- Material supplied:

┄┄┄┄┄┄┄┄┄┄┄┄┄┄┄┄┄┄┄┄

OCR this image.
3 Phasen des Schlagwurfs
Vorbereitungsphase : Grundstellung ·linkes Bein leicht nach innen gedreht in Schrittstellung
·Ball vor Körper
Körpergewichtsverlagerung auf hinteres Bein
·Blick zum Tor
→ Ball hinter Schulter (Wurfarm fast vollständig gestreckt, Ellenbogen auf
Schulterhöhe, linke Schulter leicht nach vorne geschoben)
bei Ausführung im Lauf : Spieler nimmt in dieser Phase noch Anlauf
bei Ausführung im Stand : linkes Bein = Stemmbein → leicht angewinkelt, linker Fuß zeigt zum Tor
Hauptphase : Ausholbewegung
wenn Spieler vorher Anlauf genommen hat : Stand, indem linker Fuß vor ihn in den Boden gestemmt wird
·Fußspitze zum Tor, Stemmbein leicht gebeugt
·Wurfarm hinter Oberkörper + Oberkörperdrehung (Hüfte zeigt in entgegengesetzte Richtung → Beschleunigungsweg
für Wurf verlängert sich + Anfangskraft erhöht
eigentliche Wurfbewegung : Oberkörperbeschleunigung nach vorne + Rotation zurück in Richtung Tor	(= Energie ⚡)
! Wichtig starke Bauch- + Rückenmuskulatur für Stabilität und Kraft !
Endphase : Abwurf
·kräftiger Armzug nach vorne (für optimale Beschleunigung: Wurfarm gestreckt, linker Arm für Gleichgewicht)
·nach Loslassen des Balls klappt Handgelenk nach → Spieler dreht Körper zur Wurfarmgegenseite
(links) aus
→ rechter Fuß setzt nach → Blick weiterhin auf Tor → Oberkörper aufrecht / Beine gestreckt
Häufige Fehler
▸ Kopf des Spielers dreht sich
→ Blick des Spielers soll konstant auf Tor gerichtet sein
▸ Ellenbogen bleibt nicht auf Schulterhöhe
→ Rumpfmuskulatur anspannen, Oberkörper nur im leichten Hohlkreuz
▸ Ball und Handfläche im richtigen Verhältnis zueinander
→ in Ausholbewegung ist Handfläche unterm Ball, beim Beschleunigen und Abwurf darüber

┄┄┄┄┄┄┄┄┄┄┄┄┄┄┄┄┄┄┄┄

- Aim of the exercise:
Each entry in the data should be restated exactly as it was written.

- Answer section:
OCR this image.
3 Phasen des Schlagwurfs
Vorbereitungsphase : Grundstellung ·linkes Bein leicht nach innen gedreht in Schrittstellung
·Ball vor Körper
Körpergewichtsverlagerung auf hinteres Bein
·Blick zum Tor
→ Ball hinter Schulter (Wurfarm fast vollständig gestreckt, Ellenbogen auf
Schulterhöhe, linke Schulter leicht nach vorne geschoben)
bei Ausführung im Lauf : Spieler nimmt in dieser Phase noch Anlauf
bei Ausführung im Stand : linkes Bein = Stemmbein → leicht angewinkelt, linker Fuß zeigt zum Tor
Hauptphase : Ausholbewegung
wenn Spieler vorher Anlauf genommen hat : Stand, indem linker Fuß vor ihn in den Boden gestemmt wird
·Fußspitze zum Tor, Stemmbein leicht gebeugt
·Wurfarm hinter Oberkörper + Oberkörperdrehung (Hüfte zeigt in entgegengesetzte Richtung → Beschleunigungsweg
für Wurf verlängert sich + Anfangskraft erhöht
eigentliche Wurfbewegung : Oberkörperbeschleunigung nach vorne + Rotation zurück in Richtung Tor	(= Energie ⚡)
! Wichtig starke Bauch- + Rückenmuskulatur für Stabilität und Kraft !
Endphase : Abwurf
·kräftiger Armzug nach vorne (für optimale Beschleunigung: Wurfarm gestreckt, linker Arm für Gleichgewicht)
·nach Loslassen des Balls klappt Handgelenk nach → Spieler dreht Körper zur Wurfarmgegenseite
(links) aus
→ rechter Fuß setzt nach → Blick weiterhin auf Tor → Oberkörper aufrecht / Beine gestreckt
Häufige Fehler
▸ Kopf des Spielers dreht sich
→ Blick des Spielers soll konstant auf Tor gerichtet sein
▸ Ellenbogen bleibt nicht auf Schulterhöhe
→ Rumpfmuskulatur anspannen, Oberkörper nur im leichten Hohlkreuz
▸ Ball und Handfläche im richtigen Verhältnis zueinander
→ in Ausholbewegung ist Handfläche unterm Ball, beim Beschleunigen und Abwurf darüber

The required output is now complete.